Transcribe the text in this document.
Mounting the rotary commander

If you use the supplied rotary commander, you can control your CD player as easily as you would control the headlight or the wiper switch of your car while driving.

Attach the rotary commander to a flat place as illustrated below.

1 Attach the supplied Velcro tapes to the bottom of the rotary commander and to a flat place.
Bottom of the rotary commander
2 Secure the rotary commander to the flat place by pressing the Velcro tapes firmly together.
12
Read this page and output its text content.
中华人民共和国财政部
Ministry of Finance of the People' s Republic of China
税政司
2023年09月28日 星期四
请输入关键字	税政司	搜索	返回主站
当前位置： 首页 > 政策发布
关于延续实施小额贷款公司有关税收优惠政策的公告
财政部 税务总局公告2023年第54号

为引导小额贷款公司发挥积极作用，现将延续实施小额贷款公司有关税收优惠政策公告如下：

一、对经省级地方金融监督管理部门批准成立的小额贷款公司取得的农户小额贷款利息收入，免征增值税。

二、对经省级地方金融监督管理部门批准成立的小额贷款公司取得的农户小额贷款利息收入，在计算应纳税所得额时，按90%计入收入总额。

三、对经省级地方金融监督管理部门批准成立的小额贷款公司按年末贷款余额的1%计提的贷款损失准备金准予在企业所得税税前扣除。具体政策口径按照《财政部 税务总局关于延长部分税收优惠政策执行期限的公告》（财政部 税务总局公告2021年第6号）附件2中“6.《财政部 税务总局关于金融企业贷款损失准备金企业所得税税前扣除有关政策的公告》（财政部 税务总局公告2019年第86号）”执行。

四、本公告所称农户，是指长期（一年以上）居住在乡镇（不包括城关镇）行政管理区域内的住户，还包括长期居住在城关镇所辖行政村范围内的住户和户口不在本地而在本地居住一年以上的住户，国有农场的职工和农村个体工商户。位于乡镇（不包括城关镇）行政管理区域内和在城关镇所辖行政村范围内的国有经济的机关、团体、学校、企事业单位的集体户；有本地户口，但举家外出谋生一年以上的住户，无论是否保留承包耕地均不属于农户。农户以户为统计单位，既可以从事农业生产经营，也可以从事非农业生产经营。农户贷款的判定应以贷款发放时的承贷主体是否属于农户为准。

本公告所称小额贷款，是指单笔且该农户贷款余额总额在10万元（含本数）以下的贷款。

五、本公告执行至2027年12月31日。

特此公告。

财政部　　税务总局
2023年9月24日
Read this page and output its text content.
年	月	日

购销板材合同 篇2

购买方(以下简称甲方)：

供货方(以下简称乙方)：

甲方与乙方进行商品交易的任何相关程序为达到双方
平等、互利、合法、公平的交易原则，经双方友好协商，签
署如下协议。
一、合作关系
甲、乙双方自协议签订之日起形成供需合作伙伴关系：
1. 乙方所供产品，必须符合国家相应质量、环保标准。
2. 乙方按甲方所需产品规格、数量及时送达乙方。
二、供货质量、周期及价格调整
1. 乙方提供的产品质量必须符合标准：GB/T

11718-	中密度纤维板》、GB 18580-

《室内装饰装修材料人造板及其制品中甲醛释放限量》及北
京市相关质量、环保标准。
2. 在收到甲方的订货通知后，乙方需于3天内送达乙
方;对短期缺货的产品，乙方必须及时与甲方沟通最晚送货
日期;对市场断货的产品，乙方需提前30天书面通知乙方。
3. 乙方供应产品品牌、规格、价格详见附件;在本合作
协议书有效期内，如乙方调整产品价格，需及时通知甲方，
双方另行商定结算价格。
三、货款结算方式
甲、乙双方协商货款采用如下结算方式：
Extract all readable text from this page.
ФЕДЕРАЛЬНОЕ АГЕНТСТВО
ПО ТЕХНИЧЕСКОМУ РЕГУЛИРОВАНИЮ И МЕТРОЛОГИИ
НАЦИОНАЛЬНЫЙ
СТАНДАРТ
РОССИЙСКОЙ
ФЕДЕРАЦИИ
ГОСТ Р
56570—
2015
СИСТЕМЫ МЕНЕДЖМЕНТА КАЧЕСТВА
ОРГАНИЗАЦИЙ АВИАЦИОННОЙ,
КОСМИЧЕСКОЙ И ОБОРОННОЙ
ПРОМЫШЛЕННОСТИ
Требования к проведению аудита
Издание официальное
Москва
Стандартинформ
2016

# # # #

__YOUR TASK__
Your task is to repeat every entry exactly.

__ANSWER TO THIS PROBLEM__
Transcribe the text in this document.
Mounting the rotary commander

If you use the supplied rotary commander, you can control your CD player as easily as you would control the headlight or the wiper switch of your car while driving.

Attach the rotary commander to a flat place as illustrated below.

1 Attach the supplied Velcro tapes to the bottom of the rotary commander and to a flat place.
Bottom of the rotary commander
2 Secure the rotary commander to the flat place by pressing the Velcro tapes firmly together.
12
Read this page and output its text content.
中华人民共和国财政部
Ministry of Finance of the People' s Republic of China
税政司
2023年09月28日 星期四
请输入关键字	税政司	搜索	返回主站
当前位置： 首页 > 政策发布
关于延续实施小额贷款公司有关税收优惠政策的公告
财政部 税务总局公告2023年第54号

为引导小额贷款公司发挥积极作用，现将延续实施小额贷款公司有关税收优惠政策公告如下：

一、对经省级地方金融监督管理部门批准成立的小额贷款公司取得的农户小额贷款利息收入，免征增值税。

二、对经省级地方金融监督管理部门批准成立的小额贷款公司取得的农户小额贷款利息收入，在计算应纳税所得额时，按90%计入收入总额。

三、对经省级地方金融监督管理部门批准成立的小额贷款公司按年末贷款余额的1%计提的贷款损失准备金准予在企业所得税税前扣除。具体政策口径按照《财政部 税务总局关于延长部分税收优惠政策执行期限的公告》（财政部 税务总局公告2021年第6号）附件2中“6.《财政部 税务总局关于金融企业贷款损失准备金企业所得税税前扣除有关政策的公告》（财政部 税务总局公告2019年第86号）”执行。

四、本公告所称农户，是指长期（一年以上）居住在乡镇（不包括城关镇）行政管理区域内的住户，还包括长期居住在城关镇所辖行政村范围内的住户和户口不在本地而在本地居住一年以上的住户，国有农场的职工和农村个体工商户。位于乡镇（不包括城关镇）行政管理区域内和在城关镇所辖行政村范围内的国有经济的机关、团体、学校、企事业单位的集体户；有本地户口，但举家外出谋生一年以上的住户，无论是否保留承包耕地均不属于农户。农户以户为统计单位，既可以从事农业生产经营，也可以从事非农业生产经营。农户贷款的判定应以贷款发放时的承贷主体是否属于农户为准。

本公告所称小额贷款，是指单笔且该农户贷款余额总额在10万元（含本数）以下的贷款。

五、本公告执行至2027年12月31日。

特此公告。

财政部　　税务总局
2023年9月24日
Read this page and output its text content.
年	月	日

购销板材合同 篇2

购买方(以下简称甲方)：

供货方(以下简称乙方)：

甲方与乙方进行商品交易的任何相关程序为达到双方
平等、互利、合法、公平的交易原则，经双方友好协商，签
署如下协议。
一、合作关系
甲、乙双方自协议签订之日起形成供需合作伙伴关系：
1. 乙方所供产品，必须符合国家相应质量、环保标准。
2. 乙方按甲方所需产品规格、数量及时送达乙方。
二、供货质量、周期及价格调整
1. 乙方提供的产品质量必须符合标准：GB/T

11718-	中密度纤维板》、GB 18580-

《室内装饰装修材料人造板及其制品中甲醛释放限量》及北
京市相关质量、环保标准。
2. 在收到甲方的订货通知后，乙方需于3天内送达乙
方;对短期缺货的产品，乙方必须及时与甲方沟通最晚送货
日期;对市场断货的产品，乙方需提前30天书面通知乙方。
3. 乙方供应产品品牌、规格、价格详见附件;在本合作
协议书有效期内，如乙方调整产品价格，需及时通知甲方，
双方另行商定结算价格。
三、货款结算方式
甲、乙双方协商货款采用如下结算方式：
Extract all readable text from this page.
ФЕДЕРАЛЬНОЕ АГЕНТСТВО
ПО ТЕХНИЧЕСКОМУ РЕГУЛИРОВАНИЮ И МЕТРОЛОГИИ
НАЦИОНАЛЬНЫЙ
СТАНДАРТ
РОССИЙСКОЙ
ФЕДЕРАЦИИ
ГОСТ Р
56570—
2015
СИСТЕМЫ МЕНЕДЖМЕНТА КАЧЕСТВА
ОРГАНИЗАЦИЙ АВИАЦИОННОЙ,
КОСМИЧЕСКОЙ И ОБОРОННОЙ
ПРОМЫШЛЕННОСТИ
Требования к проведению аудита
Издание официальное
Москва
Стандартинформ
2016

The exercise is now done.